===== TASK MATERIAL =====

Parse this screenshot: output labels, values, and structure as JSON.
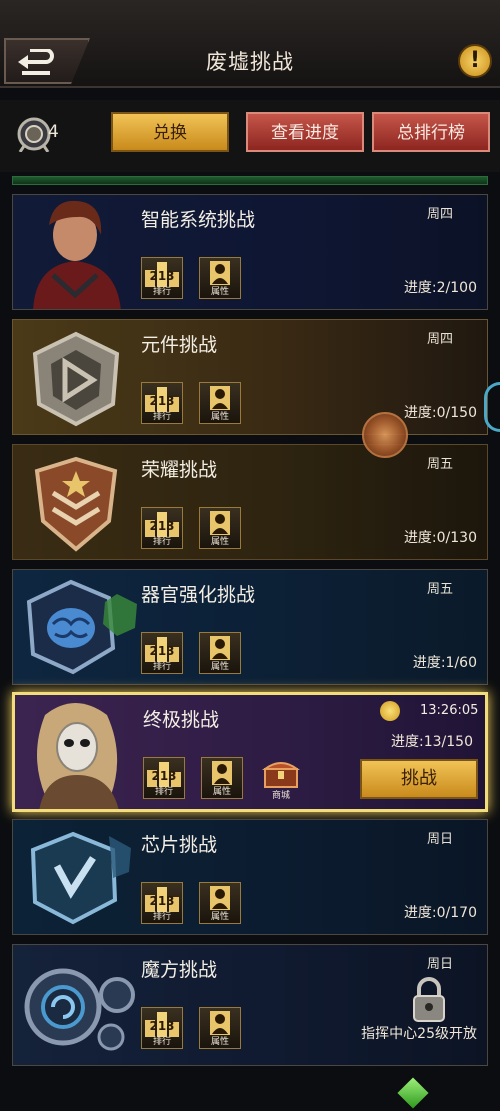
{
  "header": {
    "title": "废墟挑战",
    "back_icon": "back-arrow-icon",
    "info_icon": "exclamation-icon",
    "info_label": "!"
  },
  "toolbar": {
    "medal_count": "4",
    "exchange_label": "兑换",
    "progress_label": "查看进度",
    "ranking_label": "总排行榜"
  },
  "common": {
    "rank_caption": "排行",
    "attr_caption": "属性",
    "rank_number": "213"
  },
  "challenges": [
    {
      "title": "智能系统挑战",
      "day": "周四",
      "progress": "进度:2/100"
    },
    {
      "title": "元件挑战",
      "day": "周四",
      "progress": "进度:0/150"
    },
    {
      "title": "荣耀挑战",
      "day": "周五",
      "progress": "进度:0/130"
    },
    {
      "title": "器官强化挑战",
      "day": "周五",
      "progress": "进度:1/60"
    },
    {
      "title": "终极挑战",
      "timer": "13:26:05",
      "progress": "进度:13/150",
      "shop_caption": "商城",
      "fight_label": "挑战"
    },
    {
      "title": "芯片挑战",
      "day": "周日",
      "progress": "进度:0/170"
    },
    {
      "title": "魔方挑战",
      "day": "周日",
      "unlock_text": "指挥中心25级开放"
    }
  ],
  "colors": {
    "gold": "#f1c356",
    "red": "#c5564a",
    "highlight": "#f3dd7a"
  }
}
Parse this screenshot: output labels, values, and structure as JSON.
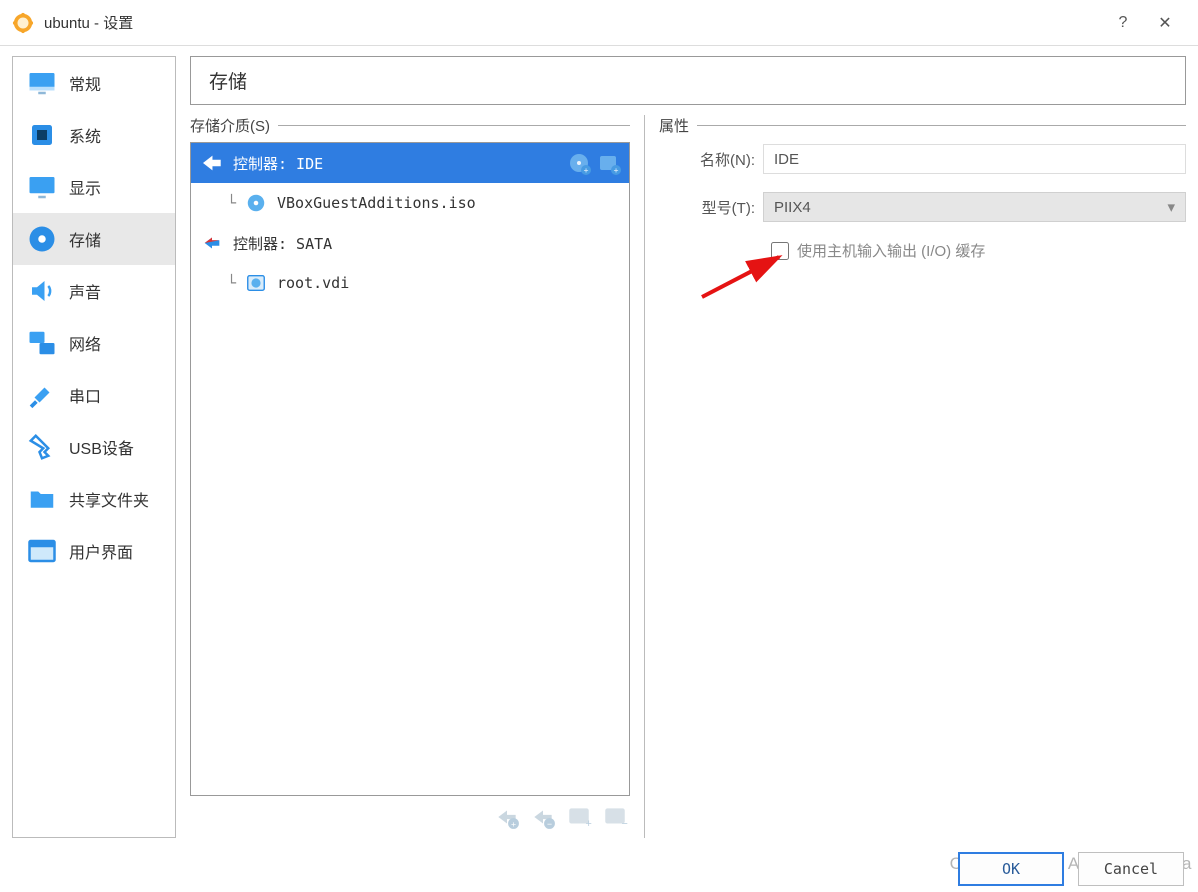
{
  "window": {
    "title": "ubuntu - 设置",
    "help": "?",
    "close": "✕"
  },
  "sidebar": {
    "items": [
      {
        "id": "general",
        "label": "常规"
      },
      {
        "id": "system",
        "label": "系统"
      },
      {
        "id": "display",
        "label": "显示"
      },
      {
        "id": "storage",
        "label": "存储"
      },
      {
        "id": "audio",
        "label": "声音"
      },
      {
        "id": "network",
        "label": "网络"
      },
      {
        "id": "serial",
        "label": "串口"
      },
      {
        "id": "usb",
        "label": "USB设备"
      },
      {
        "id": "shared",
        "label": "共享文件夹"
      },
      {
        "id": "ui",
        "label": "用户界面"
      }
    ],
    "selected": "storage"
  },
  "content": {
    "title": "存储",
    "storage_legend": "存储介质(S)",
    "attrs_legend": "属性",
    "tree": {
      "controllers": [
        {
          "name": "控制器: IDE",
          "selected": true,
          "attachments": [
            {
              "name": "VBoxGuestAdditions.iso",
              "type": "cd"
            }
          ]
        },
        {
          "name": "控制器: SATA",
          "selected": false,
          "attachments": [
            {
              "name": "root.vdi",
              "type": "hdd"
            }
          ]
        }
      ]
    },
    "attrs": {
      "name_label": "名称(N):",
      "name_value": "IDE",
      "type_label": "型号(T):",
      "type_value": "PIIX4",
      "cache_label": "使用主机输入输出 (I/O) 缓存",
      "cache_checked": false
    }
  },
  "footer": {
    "ok": "OK",
    "cancel": "Cancel"
  },
  "watermark": "CSDN @Wing Ardium Leviosa"
}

=====

* [WHAT THE TASK ASKS] Tally the lines of the records holding the word "false", then give only the resulting number.

* [EXERCISE ANSWER] 2